[[ QUOTED PASSAGE open ]]
788 Hohensteina

Discovery
- Discovered by: Franz Kaiser
- Discovery site: Heidelberg-Königstuhl State Observatory
- Discovery date: 28 April 1914

Designations
- Pronunciation: /ˌhoʊənˈstaɪnə/
- Named after: Hohenstein
- Alternative designations: 1914 UR
- Minor planet category: Main belt
- Adjectives: Hohensteinian

Orbital characteristics
- Epoch 31 July 2016 (JD 2457600.5)
- Uncertainty parameter 0
- Observation arc: 101.75 yr (37166 d)
- Aphelion: 3.54161 AU (529.817 Gm)
- Perihelion: 2.71025 AU (405.448 Gm)
- Semi-major axis: 3.12593 AU (467.632 Gm)
- Eccentricity: 0.132977
- Orbital period (sidereal): 5.53 yr (2018.7 d)
- Mean anomaly: 172.396°
- Mean motion: 0° 10^{m} 42.002^{s} / day
- Inclination: 14.3373°
- Longitude of ascending node: 177.840°
- Argument of perihelion: 48.4689°

Physical characteristics
- Mean radius: 51.84±1.7 km
- Synodic rotation period: 37.176±0.004 h; 29.94 h (1.248 d);
- Geometric albedo: 0.0787±0.005
- Spectral type: C
- Absolute magnitude (H): 8.3; 8.7;

= 788 Hohensteina =

Main-belt asteroid

788 Hohensteina is a main-belt asteroid that was discovered on 4 April 1914. The discovery was made by Franz Kaiser at Heidelberg-Königstuhl State Observatory. It was named for castle Hohenstein, which is located in the Taunus mountains.
[[ QUOTED PASSAGE closed ]]
In the 788 Hohensteina text, swap "Aphelion" for "Farthest distance from the Sun" and rewrite the part from "- Uncertainty parameter" up to and including "AU (467.632 Gm)".
[[ EXTRACTED ENTRIES open ]]
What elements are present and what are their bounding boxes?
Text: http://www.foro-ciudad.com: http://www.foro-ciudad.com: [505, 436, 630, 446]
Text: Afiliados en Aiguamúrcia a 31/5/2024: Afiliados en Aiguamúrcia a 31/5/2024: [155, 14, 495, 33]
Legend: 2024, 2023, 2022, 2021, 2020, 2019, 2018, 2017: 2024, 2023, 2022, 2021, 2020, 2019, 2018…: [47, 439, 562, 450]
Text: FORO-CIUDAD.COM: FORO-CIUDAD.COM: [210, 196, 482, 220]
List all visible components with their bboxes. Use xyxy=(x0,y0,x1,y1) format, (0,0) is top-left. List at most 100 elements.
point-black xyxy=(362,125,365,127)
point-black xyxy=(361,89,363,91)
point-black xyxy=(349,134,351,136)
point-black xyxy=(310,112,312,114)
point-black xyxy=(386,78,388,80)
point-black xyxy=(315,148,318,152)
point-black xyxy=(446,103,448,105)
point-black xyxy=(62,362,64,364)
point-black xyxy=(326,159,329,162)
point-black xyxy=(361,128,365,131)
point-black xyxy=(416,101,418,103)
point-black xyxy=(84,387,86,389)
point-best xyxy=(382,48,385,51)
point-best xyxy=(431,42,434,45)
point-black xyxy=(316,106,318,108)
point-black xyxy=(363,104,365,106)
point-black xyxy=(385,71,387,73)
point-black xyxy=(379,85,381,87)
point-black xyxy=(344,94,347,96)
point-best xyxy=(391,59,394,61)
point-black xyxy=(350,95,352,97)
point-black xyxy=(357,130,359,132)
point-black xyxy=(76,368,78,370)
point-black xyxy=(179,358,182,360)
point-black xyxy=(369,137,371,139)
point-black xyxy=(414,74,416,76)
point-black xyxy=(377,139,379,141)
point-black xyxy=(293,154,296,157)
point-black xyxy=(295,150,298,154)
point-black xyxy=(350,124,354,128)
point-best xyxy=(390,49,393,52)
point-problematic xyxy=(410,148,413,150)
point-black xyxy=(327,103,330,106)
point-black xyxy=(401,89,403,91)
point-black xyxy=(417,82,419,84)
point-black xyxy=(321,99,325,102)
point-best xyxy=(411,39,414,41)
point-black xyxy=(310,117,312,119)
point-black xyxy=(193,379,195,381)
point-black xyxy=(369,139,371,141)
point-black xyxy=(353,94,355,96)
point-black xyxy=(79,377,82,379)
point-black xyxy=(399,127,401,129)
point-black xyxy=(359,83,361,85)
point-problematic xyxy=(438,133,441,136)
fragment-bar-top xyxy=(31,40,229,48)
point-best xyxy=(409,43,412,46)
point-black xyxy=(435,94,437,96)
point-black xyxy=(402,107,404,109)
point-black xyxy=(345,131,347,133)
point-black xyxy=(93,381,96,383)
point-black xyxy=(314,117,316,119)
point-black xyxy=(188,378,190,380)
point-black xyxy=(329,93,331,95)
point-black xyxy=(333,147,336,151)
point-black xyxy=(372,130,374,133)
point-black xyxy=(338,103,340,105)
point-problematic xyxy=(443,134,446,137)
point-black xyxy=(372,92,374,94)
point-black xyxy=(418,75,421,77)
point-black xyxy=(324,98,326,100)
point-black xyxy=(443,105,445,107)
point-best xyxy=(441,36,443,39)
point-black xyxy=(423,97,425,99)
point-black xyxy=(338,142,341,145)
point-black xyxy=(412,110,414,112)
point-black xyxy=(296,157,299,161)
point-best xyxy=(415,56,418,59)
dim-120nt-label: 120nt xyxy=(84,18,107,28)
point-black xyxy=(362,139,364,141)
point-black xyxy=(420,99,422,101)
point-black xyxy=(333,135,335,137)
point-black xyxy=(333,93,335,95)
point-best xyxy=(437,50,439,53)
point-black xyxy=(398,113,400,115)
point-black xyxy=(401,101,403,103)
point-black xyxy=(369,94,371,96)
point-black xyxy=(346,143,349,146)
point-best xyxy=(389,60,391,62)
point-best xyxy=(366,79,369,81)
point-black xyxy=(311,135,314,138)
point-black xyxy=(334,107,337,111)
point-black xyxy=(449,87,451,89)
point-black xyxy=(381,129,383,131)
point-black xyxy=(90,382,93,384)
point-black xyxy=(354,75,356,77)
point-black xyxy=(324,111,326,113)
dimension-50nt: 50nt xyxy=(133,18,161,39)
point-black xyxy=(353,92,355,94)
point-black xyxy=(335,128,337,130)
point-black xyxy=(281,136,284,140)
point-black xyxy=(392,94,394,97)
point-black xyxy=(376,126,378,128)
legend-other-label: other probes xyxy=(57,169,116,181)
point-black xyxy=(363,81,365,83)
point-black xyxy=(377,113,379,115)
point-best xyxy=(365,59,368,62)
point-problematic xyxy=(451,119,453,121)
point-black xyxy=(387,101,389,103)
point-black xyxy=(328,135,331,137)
[[ EXTRACTED ENTRIES closed ]]
» SOLUTION:
- Uncertainty parameter 0
- Observation arc: 101.75 yr (37166 d)
- Farthest distance from the Sun: 3.54161 AU (529.817 Gm)
- Perihelion: 2.71025 AU (405.448 Gm)
- Semi-major axis: 3.12593 AU (467.632 Gm)